RECORDS FOR THIS TASK:
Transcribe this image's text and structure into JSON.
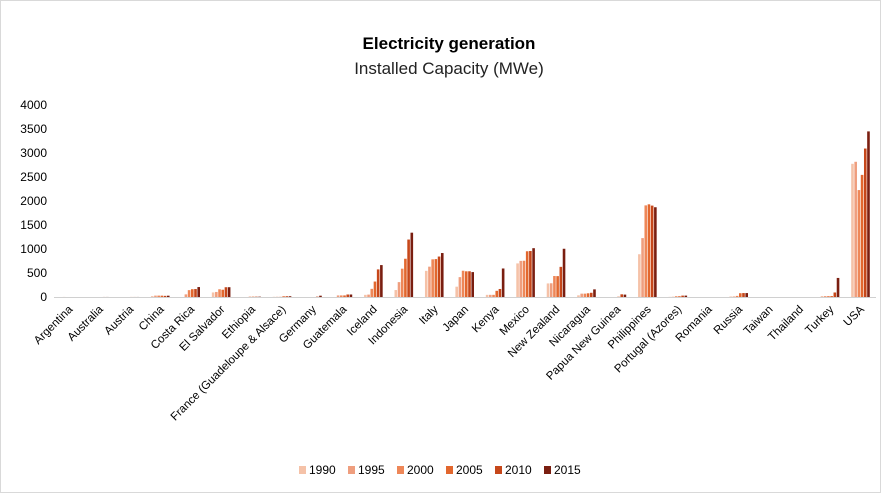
{
  "chart_data": {
    "type": "bar",
    "title": "Electricity generation",
    "subtitle": "Installed Capacity  (MWe)",
    "xlabel": "",
    "ylabel": "",
    "ylim": [
      0,
      4000
    ],
    "yticks": [
      0,
      500,
      1000,
      1500,
      2000,
      2500,
      3000,
      3500,
      4000
    ],
    "grid": false,
    "legend_position": "bottom",
    "categories": [
      "Argentina",
      "Australia",
      "Austria",
      "China",
      "Costa Rica",
      "El Salvador",
      "Ethiopia",
      "France (Guadeloupe & Alsace)",
      "Germany",
      "Guatemala",
      "Iceland",
      "Indonesia",
      "Italy",
      "Japan",
      "Kenya",
      "Mexico",
      "New Zealand",
      "Nicaragua",
      "Papua New Guinea",
      "Philippines",
      "Portugal (Azores)",
      "Romania",
      "Russia",
      "Taiwan",
      "Thailand",
      "Turkey",
      "USA"
    ],
    "series": [
      {
        "name": "1990",
        "color": "#f5c2a8",
        "values": [
          0,
          0,
          0,
          19,
          0,
          95,
          0,
          4,
          0,
          0,
          45,
          145,
          545,
          215,
          45,
          700,
          283,
          35,
          0,
          891,
          3,
          0,
          11,
          0,
          0,
          20,
          2775
        ]
      },
      {
        "name": "1995",
        "color": "#ef9e7e",
        "values": [
          1,
          0,
          0,
          29,
          55,
          105,
          0,
          4,
          0,
          33,
          50,
          310,
          632,
          414,
          45,
          753,
          286,
          70,
          0,
          1227,
          5,
          0,
          11,
          0,
          0,
          20,
          2817
        ]
      },
      {
        "name": "2000",
        "color": "#ee8758",
        "values": [
          0,
          0,
          0,
          29,
          143,
          161,
          7,
          4,
          0,
          33,
          170,
          590,
          785,
          547,
          45,
          755,
          437,
          70,
          0,
          1909,
          16,
          0,
          23,
          0,
          0,
          20,
          2228
        ]
      },
      {
        "name": "2005",
        "color": "#e2672e",
        "values": [
          0,
          0,
          1,
          28,
          163,
          151,
          7,
          15,
          0,
          33,
          322,
          797,
          790,
          535,
          129,
          953,
          435,
          77,
          6,
          1931,
          16,
          0,
          79,
          0,
          0,
          20,
          2544
        ]
      },
      {
        "name": "2010",
        "color": "#c6471a",
        "values": [
          0,
          1,
          1,
          24,
          166,
          204,
          7,
          16,
          7,
          52,
          575,
          1197,
          843,
          536,
          167,
          958,
          628,
          88,
          56,
          1904,
          29,
          0,
          82,
          0,
          0,
          94,
          3093
        ]
      },
      {
        "name": "2015",
        "color": "#7a1e10",
        "values": [
          0,
          1,
          1,
          27,
          207,
          204,
          7,
          16,
          27,
          52,
          665,
          1340,
          916,
          519,
          594,
          1017,
          1005,
          159,
          50,
          1870,
          29,
          0,
          82,
          0,
          0,
          397,
          3450
        ]
      }
    ]
  }
}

REQUEST:
Each line that holds the word "name" should be extracted from the records.

TASK OUTPUT:
        "name": "1990",
        "name": "1995",
        "name": "2000",
        "name": "2005",
        "name": "2010",
        "name": "2015",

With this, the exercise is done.